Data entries
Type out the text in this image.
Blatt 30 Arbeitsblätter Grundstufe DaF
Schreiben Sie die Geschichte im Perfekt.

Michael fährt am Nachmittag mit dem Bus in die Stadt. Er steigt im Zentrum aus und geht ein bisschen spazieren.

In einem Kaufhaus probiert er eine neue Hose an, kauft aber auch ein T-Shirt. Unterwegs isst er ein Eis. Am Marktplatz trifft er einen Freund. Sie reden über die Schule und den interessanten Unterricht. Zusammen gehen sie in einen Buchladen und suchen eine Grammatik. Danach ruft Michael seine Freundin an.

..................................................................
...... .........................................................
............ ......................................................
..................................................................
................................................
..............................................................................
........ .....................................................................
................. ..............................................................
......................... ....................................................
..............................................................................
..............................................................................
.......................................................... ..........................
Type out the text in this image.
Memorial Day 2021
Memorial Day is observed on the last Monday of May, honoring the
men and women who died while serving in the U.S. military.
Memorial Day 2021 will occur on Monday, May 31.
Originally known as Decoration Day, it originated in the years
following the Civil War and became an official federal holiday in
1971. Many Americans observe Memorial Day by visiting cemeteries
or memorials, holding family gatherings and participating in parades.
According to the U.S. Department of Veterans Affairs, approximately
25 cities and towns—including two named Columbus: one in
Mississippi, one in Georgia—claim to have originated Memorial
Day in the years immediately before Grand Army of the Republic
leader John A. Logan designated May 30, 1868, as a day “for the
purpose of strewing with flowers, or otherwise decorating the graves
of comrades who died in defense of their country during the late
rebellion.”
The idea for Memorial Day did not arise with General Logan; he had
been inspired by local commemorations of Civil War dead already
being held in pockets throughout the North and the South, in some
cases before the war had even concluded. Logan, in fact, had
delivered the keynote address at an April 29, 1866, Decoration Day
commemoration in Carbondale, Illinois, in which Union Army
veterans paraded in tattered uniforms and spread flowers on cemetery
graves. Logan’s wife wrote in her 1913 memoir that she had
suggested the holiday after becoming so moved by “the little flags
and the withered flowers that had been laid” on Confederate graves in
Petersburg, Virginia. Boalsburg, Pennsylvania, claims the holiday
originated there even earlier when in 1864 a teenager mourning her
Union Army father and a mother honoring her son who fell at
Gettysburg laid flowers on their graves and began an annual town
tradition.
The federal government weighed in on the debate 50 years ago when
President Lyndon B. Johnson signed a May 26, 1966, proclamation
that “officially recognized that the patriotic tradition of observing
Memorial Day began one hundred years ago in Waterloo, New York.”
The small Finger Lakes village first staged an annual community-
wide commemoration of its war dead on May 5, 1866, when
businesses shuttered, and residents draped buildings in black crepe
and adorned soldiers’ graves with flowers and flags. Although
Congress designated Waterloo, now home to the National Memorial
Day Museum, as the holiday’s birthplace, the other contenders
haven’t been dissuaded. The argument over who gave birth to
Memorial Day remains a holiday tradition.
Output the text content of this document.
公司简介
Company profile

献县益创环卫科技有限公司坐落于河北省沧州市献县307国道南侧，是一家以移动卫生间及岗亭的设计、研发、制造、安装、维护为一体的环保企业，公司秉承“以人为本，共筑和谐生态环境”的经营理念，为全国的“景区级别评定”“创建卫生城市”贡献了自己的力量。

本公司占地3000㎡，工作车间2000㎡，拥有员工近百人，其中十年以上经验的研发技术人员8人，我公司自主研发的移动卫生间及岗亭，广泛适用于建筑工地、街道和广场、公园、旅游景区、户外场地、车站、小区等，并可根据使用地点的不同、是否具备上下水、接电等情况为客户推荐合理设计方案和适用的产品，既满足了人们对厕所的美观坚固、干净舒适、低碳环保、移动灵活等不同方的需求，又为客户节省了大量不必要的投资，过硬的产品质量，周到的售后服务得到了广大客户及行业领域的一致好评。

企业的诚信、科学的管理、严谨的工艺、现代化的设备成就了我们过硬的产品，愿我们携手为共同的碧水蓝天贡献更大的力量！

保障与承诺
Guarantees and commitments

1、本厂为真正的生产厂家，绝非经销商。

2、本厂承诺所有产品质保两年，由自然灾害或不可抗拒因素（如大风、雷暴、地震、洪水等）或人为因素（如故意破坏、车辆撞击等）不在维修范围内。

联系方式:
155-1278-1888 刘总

Your instructions:
Restate the records, all of them, precisely as written.

Solution for this problem:
Type out the text in this image.
Blatt 30 Arbeitsblätter Grundstufe DaF
Schreiben Sie die Geschichte im Perfekt.

Michael fährt am Nachmittag mit dem Bus in die Stadt. Er steigt im Zentrum aus und geht ein bisschen spazieren.

In einem Kaufhaus probiert er eine neue Hose an, kauft aber auch ein T-Shirt. Unterwegs isst er ein Eis. Am Marktplatz trifft er einen Freund. Sie reden über die Schule und den interessanten Unterricht. Zusammen gehen sie in einen Buchladen und suchen eine Grammatik. Danach ruft Michael seine Freundin an.

..................................................................
...... .........................................................
............ ......................................................
..................................................................
................................................
..............................................................................
........ .....................................................................
................. ..............................................................
......................... ....................................................
..............................................................................
..............................................................................
.......................................................... ..........................
Type out the text in this image.
Memorial Day 2021
Memorial Day is observed on the last Monday of May, honoring the
men and women who died while serving in the U.S. military.
Memorial Day 2021 will occur on Monday, May 31.
Originally known as Decoration Day, it originated in the years
following the Civil War and became an official federal holiday in
1971. Many Americans observe Memorial Day by visiting cemeteries
or memorials, holding family gatherings and participating in parades.
According to the U.S. Department of Veterans Affairs, approximately
25 cities and towns—including two named Columbus: one in
Mississippi, one in Georgia—claim to have originated Memorial
Day in the years immediately before Grand Army of the Republic
leader John A. Logan designated May 30, 1868, as a day “for the
purpose of strewing with flowers, or otherwise decorating the graves
of comrades who died in defense of their country during the late
rebellion.”
The idea for Memorial Day did not arise with General Logan; he had
been inspired by local commemorations of Civil War dead already
being held in pockets throughout the North and the South, in some
cases before the war had even concluded. Logan, in fact, had
delivered the keynote address at an April 29, 1866, Decoration Day
commemoration in Carbondale, Illinois, in which Union Army
veterans paraded in tattered uniforms and spread flowers on cemetery
graves. Logan’s wife wrote in her 1913 memoir that she had
suggested the holiday after becoming so moved by “the little flags
and the withered flowers that had been laid” on Confederate graves in
Petersburg, Virginia. Boalsburg, Pennsylvania, claims the holiday
originated there even earlier when in 1864 a teenager mourning her
Union Army father and a mother honoring her son who fell at
Gettysburg laid flowers on their graves and began an annual town
tradition.
The federal government weighed in on the debate 50 years ago when
President Lyndon B. Johnson signed a May 26, 1966, proclamation
that “officially recognized that the patriotic tradition of observing
Memorial Day began one hundred years ago in Waterloo, New York.”
The small Finger Lakes village first staged an annual community-
wide commemoration of its war dead on May 5, 1866, when
businesses shuttered, and residents draped buildings in black crepe
and adorned soldiers’ graves with flowers and flags. Although
Congress designated Waterloo, now home to the National Memorial
Day Museum, as the holiday’s birthplace, the other contenders
haven’t been dissuaded. The argument over who gave birth to
Memorial Day remains a holiday tradition.
Output the text content of this document.
公司简介
Company profile

献县益创环卫科技有限公司坐落于河北省沧州市献县307国道南侧，是一家以移动卫生间及岗亭的设计、研发、制造、安装、维护为一体的环保企业，公司秉承“以人为本，共筑和谐生态环境”的经营理念，为全国的“景区级别评定”“创建卫生城市”贡献了自己的力量。

本公司占地3000㎡，工作车间2000㎡，拥有员工近百人，其中十年以上经验的研发技术人员8人，我公司自主研发的移动卫生间及岗亭，广泛适用于建筑工地、街道和广场、公园、旅游景区、户外场地、车站、小区等，并可根据使用地点的不同、是否具备上下水、接电等情况为客户推荐合理设计方案和适用的产品，既满足了人们对厕所的美观坚固、干净舒适、低碳环保、移动灵活等不同方的需求，又为客户节省了大量不必要的投资，过硬的产品质量，周到的售后服务得到了广大客户及行业领域的一致好评。

企业的诚信、科学的管理、严谨的工艺、现代化的设备成就了我们过硬的产品，愿我们携手为共同的碧水蓝天贡献更大的力量！

保障与承诺
Guarantees and commitments

1、本厂为真正的生产厂家，绝非经销商。

2、本厂承诺所有产品质保两年，由自然灾害或不可抗拒因素（如大风、雷暴、地震、洪水等）或人为因素（如故意破坏、车辆撞击等）不在维修范围内。

联系方式:
155-1278-1888 刘总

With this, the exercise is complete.